GIVEN DATA:
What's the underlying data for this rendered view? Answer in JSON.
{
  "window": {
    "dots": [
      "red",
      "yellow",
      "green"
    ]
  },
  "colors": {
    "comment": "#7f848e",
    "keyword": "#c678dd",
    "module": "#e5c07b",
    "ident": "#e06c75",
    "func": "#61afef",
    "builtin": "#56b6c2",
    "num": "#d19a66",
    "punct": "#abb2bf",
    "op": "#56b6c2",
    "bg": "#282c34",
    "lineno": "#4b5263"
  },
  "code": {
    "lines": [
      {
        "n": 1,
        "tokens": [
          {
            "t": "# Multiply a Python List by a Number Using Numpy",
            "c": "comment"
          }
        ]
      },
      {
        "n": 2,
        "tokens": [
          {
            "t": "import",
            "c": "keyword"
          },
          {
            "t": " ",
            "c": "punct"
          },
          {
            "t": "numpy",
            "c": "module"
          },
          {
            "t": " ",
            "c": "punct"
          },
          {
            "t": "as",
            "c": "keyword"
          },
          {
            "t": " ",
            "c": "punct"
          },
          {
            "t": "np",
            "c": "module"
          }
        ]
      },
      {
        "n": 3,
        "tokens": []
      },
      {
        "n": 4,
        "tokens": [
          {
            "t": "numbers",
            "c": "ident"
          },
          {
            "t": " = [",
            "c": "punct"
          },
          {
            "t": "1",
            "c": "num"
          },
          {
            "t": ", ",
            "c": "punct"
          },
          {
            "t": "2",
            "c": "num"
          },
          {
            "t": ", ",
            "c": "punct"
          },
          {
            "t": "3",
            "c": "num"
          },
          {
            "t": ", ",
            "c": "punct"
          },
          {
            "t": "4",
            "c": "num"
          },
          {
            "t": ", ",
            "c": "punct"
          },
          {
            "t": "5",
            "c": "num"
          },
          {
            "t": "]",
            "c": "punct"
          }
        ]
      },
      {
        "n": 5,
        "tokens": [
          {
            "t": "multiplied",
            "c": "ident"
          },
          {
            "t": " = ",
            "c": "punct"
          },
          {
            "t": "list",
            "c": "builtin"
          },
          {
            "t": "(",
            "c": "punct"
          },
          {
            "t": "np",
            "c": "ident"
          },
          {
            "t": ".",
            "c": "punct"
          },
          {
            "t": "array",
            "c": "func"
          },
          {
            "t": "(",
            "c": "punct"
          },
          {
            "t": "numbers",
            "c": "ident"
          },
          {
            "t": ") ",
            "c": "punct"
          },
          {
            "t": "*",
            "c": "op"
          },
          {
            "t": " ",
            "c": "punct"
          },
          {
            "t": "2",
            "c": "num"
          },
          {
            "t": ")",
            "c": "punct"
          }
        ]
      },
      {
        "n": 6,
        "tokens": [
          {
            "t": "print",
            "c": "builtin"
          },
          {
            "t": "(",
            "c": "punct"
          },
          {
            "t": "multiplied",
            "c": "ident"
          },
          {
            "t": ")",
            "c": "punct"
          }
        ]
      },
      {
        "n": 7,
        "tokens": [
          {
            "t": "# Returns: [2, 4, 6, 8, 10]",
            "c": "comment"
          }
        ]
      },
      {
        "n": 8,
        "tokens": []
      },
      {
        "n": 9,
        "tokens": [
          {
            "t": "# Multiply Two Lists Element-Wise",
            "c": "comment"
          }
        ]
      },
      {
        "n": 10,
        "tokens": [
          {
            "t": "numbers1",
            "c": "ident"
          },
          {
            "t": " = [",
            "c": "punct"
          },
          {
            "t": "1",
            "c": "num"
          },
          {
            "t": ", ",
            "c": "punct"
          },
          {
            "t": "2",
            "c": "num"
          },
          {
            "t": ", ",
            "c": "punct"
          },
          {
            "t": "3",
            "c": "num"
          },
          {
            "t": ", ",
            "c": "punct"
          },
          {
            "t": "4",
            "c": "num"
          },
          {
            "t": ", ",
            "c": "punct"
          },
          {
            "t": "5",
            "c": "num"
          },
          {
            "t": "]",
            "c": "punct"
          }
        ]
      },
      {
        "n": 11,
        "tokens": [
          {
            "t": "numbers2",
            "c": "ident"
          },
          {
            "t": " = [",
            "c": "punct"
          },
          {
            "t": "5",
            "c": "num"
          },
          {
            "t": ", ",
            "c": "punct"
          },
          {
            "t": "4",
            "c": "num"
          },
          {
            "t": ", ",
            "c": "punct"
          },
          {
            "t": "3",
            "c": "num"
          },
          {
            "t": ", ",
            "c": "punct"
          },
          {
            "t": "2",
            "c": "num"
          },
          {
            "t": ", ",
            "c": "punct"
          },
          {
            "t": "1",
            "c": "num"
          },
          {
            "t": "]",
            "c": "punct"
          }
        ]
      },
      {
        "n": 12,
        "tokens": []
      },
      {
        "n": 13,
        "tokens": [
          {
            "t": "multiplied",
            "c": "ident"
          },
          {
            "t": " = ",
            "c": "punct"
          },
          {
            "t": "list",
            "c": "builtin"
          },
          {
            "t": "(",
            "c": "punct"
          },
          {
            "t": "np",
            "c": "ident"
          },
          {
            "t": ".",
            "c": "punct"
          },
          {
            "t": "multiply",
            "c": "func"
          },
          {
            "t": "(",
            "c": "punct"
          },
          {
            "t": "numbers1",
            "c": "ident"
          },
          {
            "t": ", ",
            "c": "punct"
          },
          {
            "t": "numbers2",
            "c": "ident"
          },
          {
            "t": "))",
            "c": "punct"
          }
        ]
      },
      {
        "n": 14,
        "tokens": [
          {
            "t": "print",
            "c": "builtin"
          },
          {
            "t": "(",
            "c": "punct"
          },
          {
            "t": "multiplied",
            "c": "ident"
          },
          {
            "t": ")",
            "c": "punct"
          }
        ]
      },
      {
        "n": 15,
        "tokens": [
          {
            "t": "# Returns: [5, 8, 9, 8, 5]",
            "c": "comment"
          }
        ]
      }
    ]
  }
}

SET PROBLEM: Take the lines above and print them exactly.

REPLY TO THE EXERCISE:
What's the underlying data for this rendered view? Answer in JSON.
{
  "window": {
    "dots": [
      "red",
      "yellow",
      "green"
    ]
  },
  "colors": {
    "comment": "#7f848e",
    "keyword": "#c678dd",
    "module": "#e5c07b",
    "ident": "#e06c75",
    "func": "#61afef",
    "builtin": "#56b6c2",
    "num": "#d19a66",
    "punct": "#abb2bf",
    "op": "#56b6c2",
    "bg": "#282c34",
    "lineno": "#4b5263"
  },
  "code": {
    "lines": [
      {
        "n": 1,
        "tokens": [
          {
            "t": "# Multiply a Python List by a Number Using Numpy",
            "c": "comment"
          }
        ]
      },
      {
        "n": 2,
        "tokens": [
          {
            "t": "import",
            "c": "keyword"
          },
          {
            "t": " ",
            "c": "punct"
          },
          {
            "t": "numpy",
            "c": "module"
          },
          {
            "t": " ",
            "c": "punct"
          },
          {
            "t": "as",
            "c": "keyword"
          },
          {
            "t": " ",
            "c": "punct"
          },
          {
            "t": "np",
            "c": "module"
          }
        ]
      },
      {
        "n": 3,
        "tokens": []
      },
      {
        "n": 4,
        "tokens": [
          {
            "t": "numbers",
            "c": "ident"
          },
          {
            "t": " = [",
            "c": "punct"
          },
          {
            "t": "1",
            "c": "num"
          },
          {
            "t": ", ",
            "c": "punct"
          },
          {
            "t": "2",
            "c": "num"
          },
          {
            "t": ", ",
            "c": "punct"
          },
          {
            "t": "3",
            "c": "num"
          },
          {
            "t": ", ",
            "c": "punct"
          },
          {
            "t": "4",
            "c": "num"
          },
          {
            "t": ", ",
            "c": "punct"
          },
          {
            "t": "5",
            "c": "num"
          },
          {
            "t": "]",
            "c": "punct"
          }
        ]
      },
      {
        "n": 5,
        "tokens": [
          {
            "t": "multiplied",
            "c": "ident"
          },
          {
            "t": " = ",
            "c": "punct"
          },
          {
            "t": "list",
            "c": "builtin"
          },
          {
            "t": "(",
            "c": "punct"
          },
          {
            "t": "np",
            "c": "ident"
          },
          {
            "t": ".",
            "c": "punct"
          },
          {
            "t": "array",
            "c": "func"
          },
          {
            "t": "(",
            "c": "punct"
          },
          {
            "t": "numbers",
            "c": "ident"
          },
          {
            "t": ") ",
            "c": "punct"
          },
          {
            "t": "*",
            "c": "op"
          },
          {
            "t": " ",
            "c": "punct"
          },
          {
            "t": "2",
            "c": "num"
          },
          {
            "t": ")",
            "c": "punct"
          }
        ]
      },
      {
        "n": 6,
        "tokens": [
          {
            "t": "print",
            "c": "builtin"
          },
          {
            "t": "(",
            "c": "punct"
          },
          {
            "t": "multiplied",
            "c": "ident"
          },
          {
            "t": ")",
            "c": "punct"
          }
        ]
      },
      {
        "n": 7,
        "tokens": [
          {
            "t": "# Returns: [2, 4, 6, 8, 10]",
            "c": "comment"
          }
        ]
      },
      {
        "n": 8,
        "tokens": []
      },
      {
        "n": 9,
        "tokens": [
          {
            "t": "# Multiply Two Lists Element-Wise",
            "c": "comment"
          }
        ]
      },
      {
        "n": 10,
        "tokens": [
          {
            "t": "numbers1",
            "c": "ident"
          },
          {
            "t": " = [",
            "c": "punct"
          },
          {
            "t": "1",
            "c": "num"
          },
          {
            "t": ", ",
            "c": "punct"
          },
          {
            "t": "2",
            "c": "num"
          },
          {
            "t": ", ",
            "c": "punct"
          },
          {
            "t": "3",
            "c": "num"
          },
          {
            "t": ", ",
            "c": "punct"
          },
          {
            "t": "4",
            "c": "num"
          },
          {
            "t": ", ",
            "c": "punct"
          },
          {
            "t": "5",
            "c": "num"
          },
          {
            "t": "]",
            "c": "punct"
          }
        ]
      },
      {
        "n": 11,
        "tokens": [
          {
            "t": "numbers2",
            "c": "ident"
          },
          {
            "t": " = [",
            "c": "punct"
          },
          {
            "t": "5",
            "c": "num"
          },
          {
            "t": ", ",
            "c": "punct"
          },
          {
            "t": "4",
            "c": "num"
          },
          {
            "t": ", ",
            "c": "punct"
          },
          {
            "t": "3",
            "c": "num"
          },
          {
            "t": ", ",
            "c": "punct"
          },
          {
            "t": "2",
            "c": "num"
          },
          {
            "t": ", ",
            "c": "punct"
          },
          {
            "t": "1",
            "c": "num"
          },
          {
            "t": "]",
            "c": "punct"
          }
        ]
      },
      {
        "n": 12,
        "tokens": []
      },
      {
        "n": 13,
        "tokens": [
          {
            "t": "multiplied",
            "c": "ident"
          },
          {
            "t": " = ",
            "c": "punct"
          },
          {
            "t": "list",
            "c": "builtin"
          },
          {
            "t": "(",
            "c": "punct"
          },
          {
            "t": "np",
            "c": "ident"
          },
          {
            "t": ".",
            "c": "punct"
          },
          {
            "t": "multiply",
            "c": "func"
          },
          {
            "t": "(",
            "c": "punct"
          },
          {
            "t": "numbers1",
            "c": "ident"
          },
          {
            "t": ", ",
            "c": "punct"
          },
          {
            "t": "numbers2",
            "c": "ident"
          },
          {
            "t": "))",
            "c": "punct"
          }
        ]
      },
      {
        "n": 14,
        "tokens": [
          {
            "t": "print",
            "c": "builtin"
          },
          {
            "t": "(",
            "c": "punct"
          },
          {
            "t": "multiplied",
            "c": "ident"
          },
          {
            "t": ")",
            "c": "punct"
          }
        ]
      },
      {
        "n": 15,
        "tokens": [
          {
            "t": "# Returns: [5, 8, 9, 8, 5]",
            "c": "comment"
          }
        ]
      }
    ]
  }
}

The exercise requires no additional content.